• [Goal] List all lines of the data containing the word "Failure".

[Extracted records]
........
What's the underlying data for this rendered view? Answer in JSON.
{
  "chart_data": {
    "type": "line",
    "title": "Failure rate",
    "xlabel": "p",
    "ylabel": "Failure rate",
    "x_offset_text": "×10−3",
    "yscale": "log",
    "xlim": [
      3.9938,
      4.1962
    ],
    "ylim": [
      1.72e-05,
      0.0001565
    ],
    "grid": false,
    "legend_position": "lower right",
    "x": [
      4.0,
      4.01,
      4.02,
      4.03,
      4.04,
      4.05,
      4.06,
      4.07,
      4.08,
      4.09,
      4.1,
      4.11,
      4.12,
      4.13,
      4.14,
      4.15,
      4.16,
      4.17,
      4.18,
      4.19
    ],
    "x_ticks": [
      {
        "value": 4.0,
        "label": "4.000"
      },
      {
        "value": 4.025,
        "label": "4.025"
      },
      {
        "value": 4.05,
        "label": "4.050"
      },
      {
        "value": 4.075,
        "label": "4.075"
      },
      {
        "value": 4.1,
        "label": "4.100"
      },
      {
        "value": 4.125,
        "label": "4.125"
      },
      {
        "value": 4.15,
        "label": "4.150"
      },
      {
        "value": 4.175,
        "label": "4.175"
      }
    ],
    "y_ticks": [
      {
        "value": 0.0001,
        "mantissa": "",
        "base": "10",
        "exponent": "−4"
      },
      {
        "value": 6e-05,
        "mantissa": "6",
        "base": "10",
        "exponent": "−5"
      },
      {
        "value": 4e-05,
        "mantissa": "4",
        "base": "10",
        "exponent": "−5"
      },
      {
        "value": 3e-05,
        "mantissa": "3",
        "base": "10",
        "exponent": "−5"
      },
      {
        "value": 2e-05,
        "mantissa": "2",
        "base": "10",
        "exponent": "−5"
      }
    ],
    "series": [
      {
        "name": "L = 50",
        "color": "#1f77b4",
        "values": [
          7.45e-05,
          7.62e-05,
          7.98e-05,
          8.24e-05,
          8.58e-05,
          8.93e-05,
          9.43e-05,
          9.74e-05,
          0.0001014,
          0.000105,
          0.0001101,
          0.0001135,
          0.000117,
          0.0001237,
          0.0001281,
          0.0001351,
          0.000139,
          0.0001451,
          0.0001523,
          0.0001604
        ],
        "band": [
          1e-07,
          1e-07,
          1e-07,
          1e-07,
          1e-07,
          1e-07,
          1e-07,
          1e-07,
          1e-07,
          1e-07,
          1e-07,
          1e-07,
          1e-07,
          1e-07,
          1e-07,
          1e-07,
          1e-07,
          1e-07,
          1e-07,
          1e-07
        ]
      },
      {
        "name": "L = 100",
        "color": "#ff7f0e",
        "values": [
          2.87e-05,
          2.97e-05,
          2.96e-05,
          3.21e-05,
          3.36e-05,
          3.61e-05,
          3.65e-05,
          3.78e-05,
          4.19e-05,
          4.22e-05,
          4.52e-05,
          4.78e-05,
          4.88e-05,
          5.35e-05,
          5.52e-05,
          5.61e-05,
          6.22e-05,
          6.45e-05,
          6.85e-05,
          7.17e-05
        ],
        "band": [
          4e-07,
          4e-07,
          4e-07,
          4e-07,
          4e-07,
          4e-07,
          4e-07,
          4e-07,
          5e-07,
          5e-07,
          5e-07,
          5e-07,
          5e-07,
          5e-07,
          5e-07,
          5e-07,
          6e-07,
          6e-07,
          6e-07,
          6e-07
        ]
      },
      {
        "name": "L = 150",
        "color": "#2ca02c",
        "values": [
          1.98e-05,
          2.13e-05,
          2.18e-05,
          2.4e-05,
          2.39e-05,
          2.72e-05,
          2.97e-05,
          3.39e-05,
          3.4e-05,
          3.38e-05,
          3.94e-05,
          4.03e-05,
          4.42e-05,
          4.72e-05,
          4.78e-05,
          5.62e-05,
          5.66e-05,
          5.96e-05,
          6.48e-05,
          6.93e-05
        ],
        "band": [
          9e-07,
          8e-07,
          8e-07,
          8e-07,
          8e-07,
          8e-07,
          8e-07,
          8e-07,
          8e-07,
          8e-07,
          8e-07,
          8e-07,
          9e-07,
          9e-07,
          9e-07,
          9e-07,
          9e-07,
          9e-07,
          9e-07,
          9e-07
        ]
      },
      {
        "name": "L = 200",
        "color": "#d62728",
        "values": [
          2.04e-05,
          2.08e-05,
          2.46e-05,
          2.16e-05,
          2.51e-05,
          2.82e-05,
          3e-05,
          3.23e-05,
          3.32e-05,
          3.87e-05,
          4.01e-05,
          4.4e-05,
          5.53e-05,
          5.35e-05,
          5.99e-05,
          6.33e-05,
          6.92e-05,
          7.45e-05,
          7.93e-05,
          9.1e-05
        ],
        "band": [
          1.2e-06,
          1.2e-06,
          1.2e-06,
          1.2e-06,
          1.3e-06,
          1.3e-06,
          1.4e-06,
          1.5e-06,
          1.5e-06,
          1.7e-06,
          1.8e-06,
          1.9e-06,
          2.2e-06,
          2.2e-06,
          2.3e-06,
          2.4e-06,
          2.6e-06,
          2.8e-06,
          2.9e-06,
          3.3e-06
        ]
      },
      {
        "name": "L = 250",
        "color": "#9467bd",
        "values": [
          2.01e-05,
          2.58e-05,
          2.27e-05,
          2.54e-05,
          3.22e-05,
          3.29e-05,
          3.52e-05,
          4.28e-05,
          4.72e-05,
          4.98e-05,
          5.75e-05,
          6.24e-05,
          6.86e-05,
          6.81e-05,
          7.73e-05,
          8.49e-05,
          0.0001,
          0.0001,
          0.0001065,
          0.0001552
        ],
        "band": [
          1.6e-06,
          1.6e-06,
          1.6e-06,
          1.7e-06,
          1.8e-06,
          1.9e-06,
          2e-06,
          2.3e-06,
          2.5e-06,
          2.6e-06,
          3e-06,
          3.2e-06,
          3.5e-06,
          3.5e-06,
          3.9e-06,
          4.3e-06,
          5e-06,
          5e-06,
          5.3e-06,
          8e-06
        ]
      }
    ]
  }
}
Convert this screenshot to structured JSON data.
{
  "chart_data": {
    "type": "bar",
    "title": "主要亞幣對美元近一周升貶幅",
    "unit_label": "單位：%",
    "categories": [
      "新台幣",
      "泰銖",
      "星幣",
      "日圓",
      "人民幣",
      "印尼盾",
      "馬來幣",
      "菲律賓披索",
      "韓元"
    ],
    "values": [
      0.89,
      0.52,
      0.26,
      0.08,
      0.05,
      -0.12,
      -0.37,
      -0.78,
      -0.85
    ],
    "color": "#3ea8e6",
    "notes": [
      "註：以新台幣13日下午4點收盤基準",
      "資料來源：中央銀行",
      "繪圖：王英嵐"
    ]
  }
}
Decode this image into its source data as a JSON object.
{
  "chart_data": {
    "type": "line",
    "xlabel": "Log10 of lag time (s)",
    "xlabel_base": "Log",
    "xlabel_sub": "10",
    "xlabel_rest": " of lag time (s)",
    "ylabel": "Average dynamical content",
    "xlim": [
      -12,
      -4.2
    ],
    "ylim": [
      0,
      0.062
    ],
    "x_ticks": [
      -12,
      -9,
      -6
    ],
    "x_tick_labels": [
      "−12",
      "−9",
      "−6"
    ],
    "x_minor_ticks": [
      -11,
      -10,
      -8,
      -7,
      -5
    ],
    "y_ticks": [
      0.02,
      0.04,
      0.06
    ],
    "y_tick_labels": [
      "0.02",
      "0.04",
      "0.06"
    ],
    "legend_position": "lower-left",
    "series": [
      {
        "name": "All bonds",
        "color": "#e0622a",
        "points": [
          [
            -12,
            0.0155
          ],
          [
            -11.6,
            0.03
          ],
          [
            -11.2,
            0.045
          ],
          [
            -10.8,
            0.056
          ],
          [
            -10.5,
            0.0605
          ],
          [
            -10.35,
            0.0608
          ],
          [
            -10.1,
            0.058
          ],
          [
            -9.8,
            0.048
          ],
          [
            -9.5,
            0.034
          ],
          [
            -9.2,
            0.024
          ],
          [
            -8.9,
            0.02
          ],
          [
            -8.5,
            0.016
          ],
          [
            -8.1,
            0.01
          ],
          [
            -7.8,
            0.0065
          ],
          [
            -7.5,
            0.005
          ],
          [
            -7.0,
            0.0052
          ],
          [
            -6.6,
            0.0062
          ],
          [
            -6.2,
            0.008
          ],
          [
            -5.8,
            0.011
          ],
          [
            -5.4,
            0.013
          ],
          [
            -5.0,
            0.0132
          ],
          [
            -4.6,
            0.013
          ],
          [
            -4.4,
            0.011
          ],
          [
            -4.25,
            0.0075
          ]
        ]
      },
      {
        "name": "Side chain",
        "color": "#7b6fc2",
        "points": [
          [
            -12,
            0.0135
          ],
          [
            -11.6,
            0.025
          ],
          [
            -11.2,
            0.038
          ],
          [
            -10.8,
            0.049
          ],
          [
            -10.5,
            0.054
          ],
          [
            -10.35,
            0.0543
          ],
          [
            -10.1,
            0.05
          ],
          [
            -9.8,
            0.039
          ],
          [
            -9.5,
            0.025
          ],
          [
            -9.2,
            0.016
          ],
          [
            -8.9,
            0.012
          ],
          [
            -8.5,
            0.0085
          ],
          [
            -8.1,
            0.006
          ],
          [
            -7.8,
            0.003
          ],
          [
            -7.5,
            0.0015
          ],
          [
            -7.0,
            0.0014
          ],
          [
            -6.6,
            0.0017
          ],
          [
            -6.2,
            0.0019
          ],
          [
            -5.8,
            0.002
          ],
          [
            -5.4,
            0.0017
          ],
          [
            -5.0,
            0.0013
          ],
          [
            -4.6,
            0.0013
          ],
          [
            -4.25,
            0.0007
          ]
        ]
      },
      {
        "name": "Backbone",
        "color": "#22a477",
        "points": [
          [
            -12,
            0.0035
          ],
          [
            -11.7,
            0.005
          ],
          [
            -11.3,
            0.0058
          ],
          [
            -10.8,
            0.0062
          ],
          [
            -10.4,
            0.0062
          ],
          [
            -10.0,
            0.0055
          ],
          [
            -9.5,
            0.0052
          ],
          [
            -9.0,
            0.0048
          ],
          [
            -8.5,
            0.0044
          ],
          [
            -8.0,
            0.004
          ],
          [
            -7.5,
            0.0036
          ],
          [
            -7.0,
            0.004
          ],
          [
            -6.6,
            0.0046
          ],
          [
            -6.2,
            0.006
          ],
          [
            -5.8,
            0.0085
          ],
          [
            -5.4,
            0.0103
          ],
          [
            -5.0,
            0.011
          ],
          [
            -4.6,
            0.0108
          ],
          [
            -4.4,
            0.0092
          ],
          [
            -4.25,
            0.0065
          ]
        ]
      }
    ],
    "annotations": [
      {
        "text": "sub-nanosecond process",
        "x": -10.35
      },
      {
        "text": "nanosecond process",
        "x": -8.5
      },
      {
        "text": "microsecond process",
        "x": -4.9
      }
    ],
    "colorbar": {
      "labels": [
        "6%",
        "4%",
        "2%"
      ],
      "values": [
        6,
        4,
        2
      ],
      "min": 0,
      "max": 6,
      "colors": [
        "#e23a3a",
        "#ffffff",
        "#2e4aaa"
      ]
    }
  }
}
........
• [Final result]
    "title": "Failure rate",
    "ylabel": "Failure rate",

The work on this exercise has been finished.